Dataset listings of figures
(begin)

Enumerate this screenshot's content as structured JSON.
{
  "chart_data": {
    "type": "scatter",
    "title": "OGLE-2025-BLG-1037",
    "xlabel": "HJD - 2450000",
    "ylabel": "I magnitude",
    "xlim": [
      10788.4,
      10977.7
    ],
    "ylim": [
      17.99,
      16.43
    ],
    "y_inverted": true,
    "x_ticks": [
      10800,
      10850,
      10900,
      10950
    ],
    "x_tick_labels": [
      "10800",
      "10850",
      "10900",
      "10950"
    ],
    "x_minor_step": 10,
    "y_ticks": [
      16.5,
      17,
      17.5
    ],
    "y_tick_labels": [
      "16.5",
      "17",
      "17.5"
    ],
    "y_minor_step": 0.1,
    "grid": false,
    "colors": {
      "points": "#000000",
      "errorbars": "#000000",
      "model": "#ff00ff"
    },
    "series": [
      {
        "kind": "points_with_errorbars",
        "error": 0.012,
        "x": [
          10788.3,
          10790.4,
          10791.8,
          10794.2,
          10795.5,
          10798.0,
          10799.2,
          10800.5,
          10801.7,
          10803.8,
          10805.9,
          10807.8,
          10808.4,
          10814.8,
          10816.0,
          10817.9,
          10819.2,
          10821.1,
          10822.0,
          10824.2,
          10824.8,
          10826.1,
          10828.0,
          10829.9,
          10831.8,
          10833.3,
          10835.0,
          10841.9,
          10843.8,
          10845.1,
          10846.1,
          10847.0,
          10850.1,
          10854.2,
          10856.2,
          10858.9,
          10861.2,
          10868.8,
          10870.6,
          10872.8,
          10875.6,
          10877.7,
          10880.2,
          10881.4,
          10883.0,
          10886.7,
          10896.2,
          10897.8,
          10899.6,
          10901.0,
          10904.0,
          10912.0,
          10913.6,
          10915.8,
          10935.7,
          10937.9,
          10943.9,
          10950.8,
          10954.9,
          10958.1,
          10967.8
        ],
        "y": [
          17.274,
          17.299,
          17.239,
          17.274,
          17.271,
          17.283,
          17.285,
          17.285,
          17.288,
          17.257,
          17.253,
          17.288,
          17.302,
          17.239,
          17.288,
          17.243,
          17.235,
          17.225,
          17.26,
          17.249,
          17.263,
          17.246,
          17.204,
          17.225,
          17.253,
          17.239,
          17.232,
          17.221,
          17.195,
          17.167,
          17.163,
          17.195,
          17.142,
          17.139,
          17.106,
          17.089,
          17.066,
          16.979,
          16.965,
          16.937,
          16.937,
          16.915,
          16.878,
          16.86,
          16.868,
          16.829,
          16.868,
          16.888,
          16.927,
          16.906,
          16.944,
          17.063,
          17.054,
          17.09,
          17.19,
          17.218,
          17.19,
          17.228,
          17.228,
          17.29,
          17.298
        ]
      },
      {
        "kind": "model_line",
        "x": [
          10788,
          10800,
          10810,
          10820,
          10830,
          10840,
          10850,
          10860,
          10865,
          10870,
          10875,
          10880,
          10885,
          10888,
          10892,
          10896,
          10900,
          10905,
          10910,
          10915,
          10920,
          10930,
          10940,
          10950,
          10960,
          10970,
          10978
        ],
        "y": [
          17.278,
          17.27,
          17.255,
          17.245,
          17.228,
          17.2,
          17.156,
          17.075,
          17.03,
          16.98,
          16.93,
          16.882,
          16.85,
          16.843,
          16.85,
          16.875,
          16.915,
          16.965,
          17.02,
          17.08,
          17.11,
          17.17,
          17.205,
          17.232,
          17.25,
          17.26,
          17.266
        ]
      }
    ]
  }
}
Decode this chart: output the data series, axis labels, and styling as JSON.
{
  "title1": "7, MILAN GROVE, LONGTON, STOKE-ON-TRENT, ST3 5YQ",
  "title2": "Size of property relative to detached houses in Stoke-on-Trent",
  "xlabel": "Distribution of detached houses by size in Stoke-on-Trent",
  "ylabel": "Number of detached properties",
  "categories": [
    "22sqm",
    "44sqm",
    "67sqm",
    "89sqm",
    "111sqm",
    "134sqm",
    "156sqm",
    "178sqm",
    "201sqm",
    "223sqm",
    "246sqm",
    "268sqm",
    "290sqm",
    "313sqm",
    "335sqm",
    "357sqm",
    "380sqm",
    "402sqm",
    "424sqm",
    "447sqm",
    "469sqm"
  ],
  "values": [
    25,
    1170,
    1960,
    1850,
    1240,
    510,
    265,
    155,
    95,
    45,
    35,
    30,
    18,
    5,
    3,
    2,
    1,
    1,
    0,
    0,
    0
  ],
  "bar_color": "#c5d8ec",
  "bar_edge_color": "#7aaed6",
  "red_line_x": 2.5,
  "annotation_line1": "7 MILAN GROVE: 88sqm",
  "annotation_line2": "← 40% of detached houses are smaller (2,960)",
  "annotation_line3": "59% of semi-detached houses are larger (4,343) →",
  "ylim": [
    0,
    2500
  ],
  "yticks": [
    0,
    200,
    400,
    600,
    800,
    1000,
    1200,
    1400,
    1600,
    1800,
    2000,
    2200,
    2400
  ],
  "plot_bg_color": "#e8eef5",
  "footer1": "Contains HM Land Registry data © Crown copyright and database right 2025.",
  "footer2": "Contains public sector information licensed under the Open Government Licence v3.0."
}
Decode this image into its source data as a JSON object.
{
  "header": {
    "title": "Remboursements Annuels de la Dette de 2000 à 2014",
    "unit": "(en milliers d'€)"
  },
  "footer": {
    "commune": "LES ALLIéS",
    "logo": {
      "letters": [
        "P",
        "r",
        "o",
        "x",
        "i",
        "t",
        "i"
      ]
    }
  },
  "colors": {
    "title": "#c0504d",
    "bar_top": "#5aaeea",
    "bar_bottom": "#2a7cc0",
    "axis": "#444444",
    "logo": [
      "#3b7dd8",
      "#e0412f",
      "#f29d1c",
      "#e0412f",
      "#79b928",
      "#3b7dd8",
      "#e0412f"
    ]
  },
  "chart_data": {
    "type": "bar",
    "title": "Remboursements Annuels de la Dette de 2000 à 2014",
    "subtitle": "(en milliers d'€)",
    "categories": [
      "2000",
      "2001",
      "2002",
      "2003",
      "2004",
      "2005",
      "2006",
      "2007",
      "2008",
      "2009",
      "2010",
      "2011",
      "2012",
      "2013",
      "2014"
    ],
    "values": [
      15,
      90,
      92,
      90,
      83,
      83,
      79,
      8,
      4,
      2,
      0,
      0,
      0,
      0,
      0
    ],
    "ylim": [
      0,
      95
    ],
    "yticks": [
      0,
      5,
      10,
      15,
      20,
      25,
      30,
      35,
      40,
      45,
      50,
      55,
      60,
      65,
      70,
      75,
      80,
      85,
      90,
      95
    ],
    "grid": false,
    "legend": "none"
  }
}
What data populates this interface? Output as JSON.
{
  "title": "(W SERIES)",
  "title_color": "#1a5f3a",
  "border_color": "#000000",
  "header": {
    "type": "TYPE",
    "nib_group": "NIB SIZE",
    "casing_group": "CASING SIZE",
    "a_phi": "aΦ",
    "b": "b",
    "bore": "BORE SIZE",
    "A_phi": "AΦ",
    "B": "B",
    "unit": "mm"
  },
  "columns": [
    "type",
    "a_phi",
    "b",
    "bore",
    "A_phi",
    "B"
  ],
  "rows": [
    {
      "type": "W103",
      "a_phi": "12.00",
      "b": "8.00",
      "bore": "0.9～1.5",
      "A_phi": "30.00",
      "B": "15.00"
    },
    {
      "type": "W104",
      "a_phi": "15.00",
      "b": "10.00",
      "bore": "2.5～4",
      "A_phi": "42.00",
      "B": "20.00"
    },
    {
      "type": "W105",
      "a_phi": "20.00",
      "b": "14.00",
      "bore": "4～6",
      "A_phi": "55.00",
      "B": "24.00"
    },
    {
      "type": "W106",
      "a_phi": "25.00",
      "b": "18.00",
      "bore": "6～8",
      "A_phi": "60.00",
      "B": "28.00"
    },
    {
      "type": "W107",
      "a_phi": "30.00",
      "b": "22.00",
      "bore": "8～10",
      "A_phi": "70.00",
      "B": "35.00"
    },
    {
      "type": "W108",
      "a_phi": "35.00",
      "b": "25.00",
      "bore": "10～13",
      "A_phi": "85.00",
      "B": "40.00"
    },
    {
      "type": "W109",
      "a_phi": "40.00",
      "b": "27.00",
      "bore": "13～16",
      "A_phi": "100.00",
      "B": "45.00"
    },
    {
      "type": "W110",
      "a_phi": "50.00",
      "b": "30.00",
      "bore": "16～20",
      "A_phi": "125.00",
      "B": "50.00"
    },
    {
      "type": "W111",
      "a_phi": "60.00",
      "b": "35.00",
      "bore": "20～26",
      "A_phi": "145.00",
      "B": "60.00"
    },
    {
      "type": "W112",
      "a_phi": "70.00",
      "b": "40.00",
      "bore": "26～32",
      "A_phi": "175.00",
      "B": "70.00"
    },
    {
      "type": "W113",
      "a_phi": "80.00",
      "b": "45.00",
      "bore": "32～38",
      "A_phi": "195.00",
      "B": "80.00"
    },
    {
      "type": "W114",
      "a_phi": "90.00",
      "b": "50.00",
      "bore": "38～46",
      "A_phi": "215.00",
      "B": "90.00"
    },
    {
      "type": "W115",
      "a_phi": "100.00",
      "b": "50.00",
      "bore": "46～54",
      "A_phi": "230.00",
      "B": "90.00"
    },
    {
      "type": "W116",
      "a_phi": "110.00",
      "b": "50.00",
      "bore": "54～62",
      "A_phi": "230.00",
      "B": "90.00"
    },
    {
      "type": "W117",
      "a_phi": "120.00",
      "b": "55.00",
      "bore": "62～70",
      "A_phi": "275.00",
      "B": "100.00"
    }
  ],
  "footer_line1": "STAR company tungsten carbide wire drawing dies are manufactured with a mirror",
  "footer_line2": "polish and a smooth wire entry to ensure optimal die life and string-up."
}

(end)

**EXERCISE TASK**. Show every line above in which the word "wire" occurs.

**THE SOLUTION**.
  "footer_line1": "STAR company tungsten carbide wire drawing dies are manufactured with a mirror",
  "footer_line2": "polish and a smooth wire entry to ensure optimal die life and string-up."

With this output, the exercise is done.